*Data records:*
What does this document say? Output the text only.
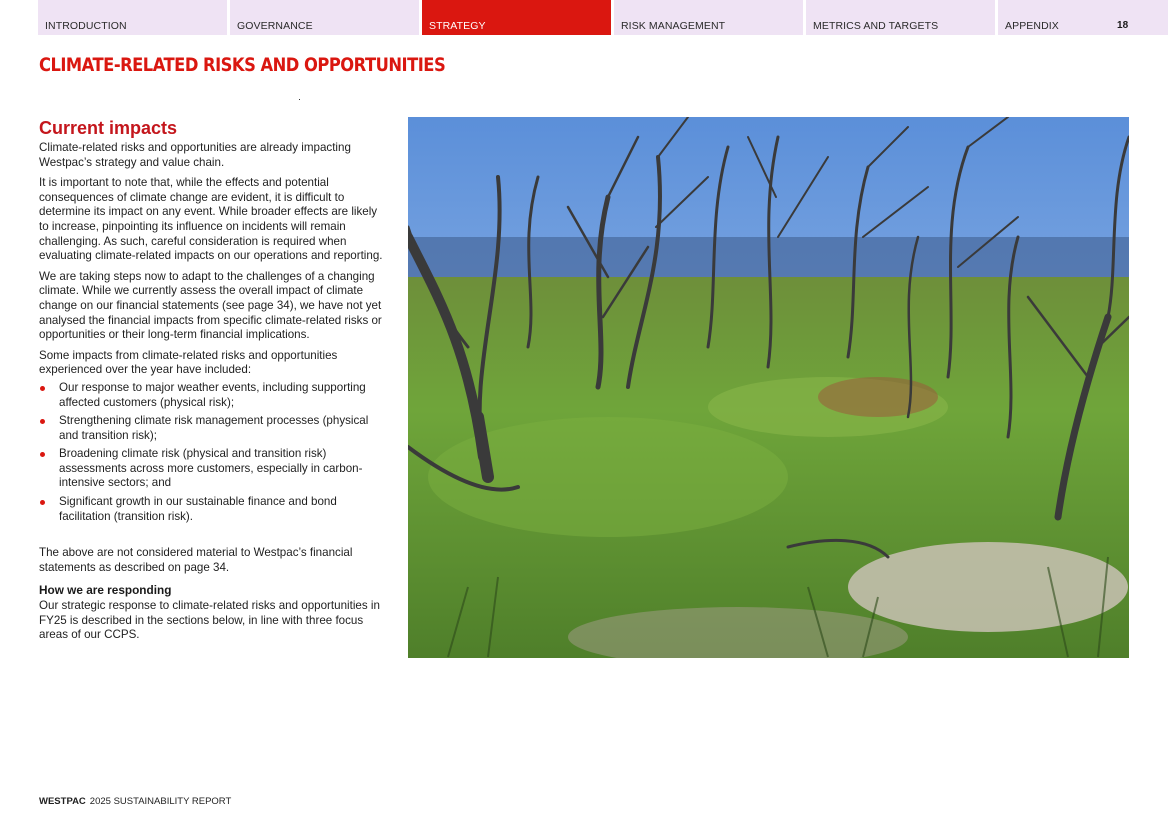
INTRODUCTION	GOVERNANCE	STRATEGY	RISK MANAGEMENT	METRICS AND TARGETS	APPENDIX	18
CLIMATE-RELATED RISKS AND OPPORTUNITIES
Current impacts

Climate-related risks and opportunities are already impacting Westpac’s strategy and value chain.

It is important to note that, while the effects and potential consequences of climate change are evident, it is difficult to determine its impact on any event. While broader effects are likely to increase, pinpointing its influence on incidents will remain challenging. As such, careful consideration is required when evaluating climate-related impacts on our operations and reporting.

We are taking steps now to adapt to the challenges of a changing climate. While we currently assess the overall impact of climate change on our financial statements (see page 34), we have not yet analysed the financial impacts from specific climate-related risks or opportunities or their long-term financial implications.

Some impacts from climate-related risks and opportunities experienced over the year have included:

Our response to major weather events, including supporting affected customers (physical risk);
Strengthening climate risk management processes (physical and transition risk);
Broadening climate risk (physical and transition risk) assessments across more customers, especially in carbon-intensive sectors; and
Significant growth in our sustainable finance and bond facilitation (transition risk).

The above are not considered material to Westpac’s financial statements as described on page 34.

How we are responding

Our strategic response to climate-related risks and opportunities in FY25 is described in the sections below, in line with three focus areas of our CCPS.

WESTPAC 2025 SUSTAINABILITY REPORT
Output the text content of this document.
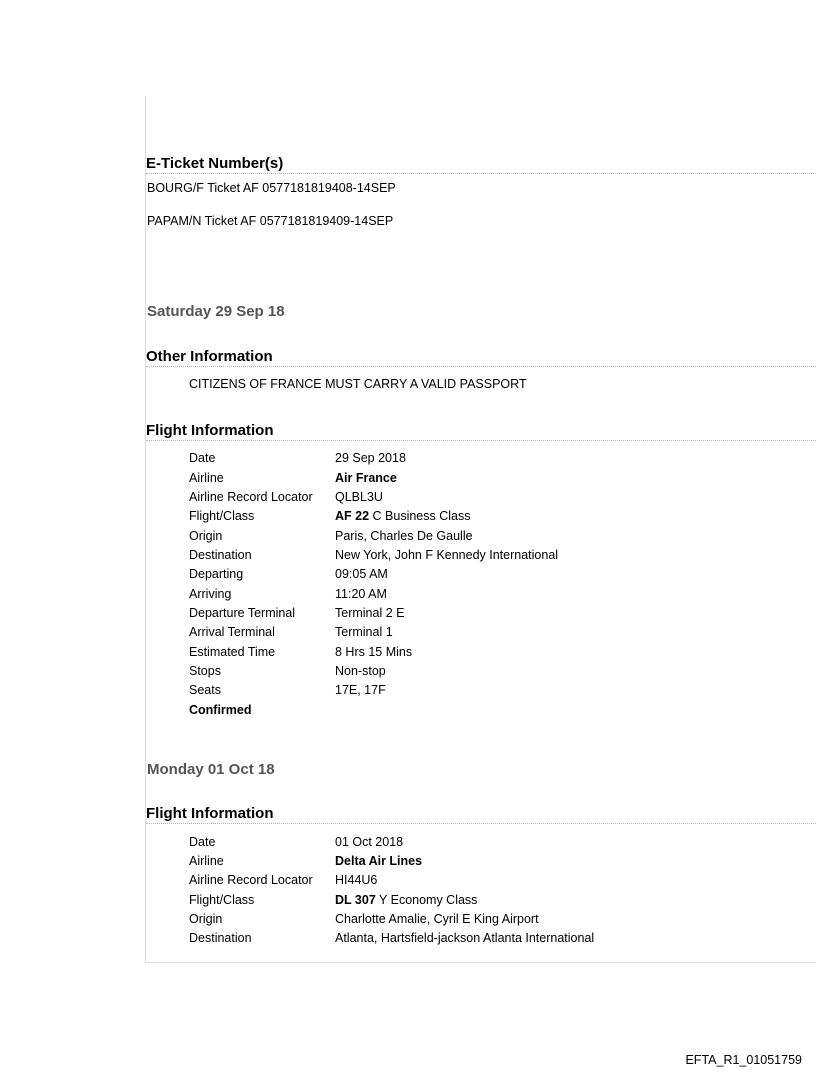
E-Ticket Number(s)
BOURG/F Ticket AF 0577181819408-14SEP
PAPAM/N Ticket AF 0577181819409-14SEP
Saturday 29 Sep 18
Other Information
CITIZENS OF FRANCE MUST CARRY A VALID PASSPORT
Flight Information
Date
Airline
Airline Record Locator
Flight/Class
Origin
Destination
Departing
Arriving
Departure Terminal
Arrival Terminal
Estimated Time
Stops
Seats
Confirmed
29 Sep 2018
Air France
QLBL3U
AF 22 C Business Class
Paris, Charles De Gaulle
New York, John F Kennedy International
09:05 AM
11:20 AM
Terminal 2 E
Terminal 1
8 Hrs 15 Mins
Non-stop
17E, 17F
Monday 01 Oct 18
Flight Information
Date
Airline
Airline Record Locator
Flight/Class
Origin
Destination
01 Oct 2018
Delta Air Lines
HI44U6
DL 307 Y Economy Class
Charlotte Amalie, Cyril E King Airport
Atlanta, Hartsfield-jackson Atlanta International
EFTA_R1_01051759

*THE PROBLEM:*
Keep the pictures out of your copy, and repeat every entry above exactly.

*FINISHED TASK:*
What does this document say? Output the text only.
INTRODUCTION	GOVERNANCE	STRATEGY	RISK MANAGEMENT	METRICS AND TARGETS	APPENDIX	18
CLIMATE-RELATED RISKS AND OPPORTUNITIES
Current impacts

Climate-related risks and opportunities are already impacting Westpac’s strategy and value chain.

It is important to note that, while the effects and potential consequences of climate change are evident, it is difficult to determine its impact on any event. While broader effects are likely to increase, pinpointing its influence on incidents will remain challenging. As such, careful consideration is required when evaluating climate-related impacts on our operations and reporting.

We are taking steps now to adapt to the challenges of a changing climate. While we currently assess the overall impact of climate change on our financial statements (see page 34), we have not yet analysed the financial impacts from specific climate-related risks or opportunities or their long-term financial implications.

Some impacts from climate-related risks and opportunities experienced over the year have included:

Our response to major weather events, including supporting affected customers (physical risk);
Strengthening climate risk management processes (physical and transition risk);
Broadening climate risk (physical and transition risk) assessments across more customers, especially in carbon-intensive sectors; and
Significant growth in our sustainable finance and bond facilitation (transition risk).

The above are not considered material to Westpac’s financial statements as described on page 34.

How we are responding

Our strategic response to climate-related risks and opportunities in FY25 is described in the sections below, in line with three focus areas of our CCPS.

WESTPAC 2025 SUSTAINABILITY REPORT
Output the text content of this document.
E-Ticket Number(s)
BOURG/F Ticket AF 0577181819408-14SEP
PAPAM/N Ticket AF 0577181819409-14SEP
Saturday 29 Sep 18
Other Information
CITIZENS OF FRANCE MUST CARRY A VALID PASSPORT
Flight Information
Date
Airline
Airline Record Locator
Flight/Class
Origin
Destination
Departing
Arriving
Departure Terminal
Arrival Terminal
Estimated Time
Stops
Seats
Confirmed
29 Sep 2018
Air France
QLBL3U
AF 22 C Business Class
Paris, Charles De Gaulle
New York, John F Kennedy International
09:05 AM
11:20 AM
Terminal 2 E
Terminal 1
8 Hrs 15 Mins
Non-stop
17E, 17F
Monday 01 Oct 18
Flight Information
Date
Airline
Airline Record Locator
Flight/Class
Origin
Destination
01 Oct 2018
Delta Air Lines
HI44U6
DL 307 Y Economy Class
Charlotte Amalie, Cyril E King Airport
Atlanta, Hartsfield-jackson Atlanta International
EFTA_R1_01051759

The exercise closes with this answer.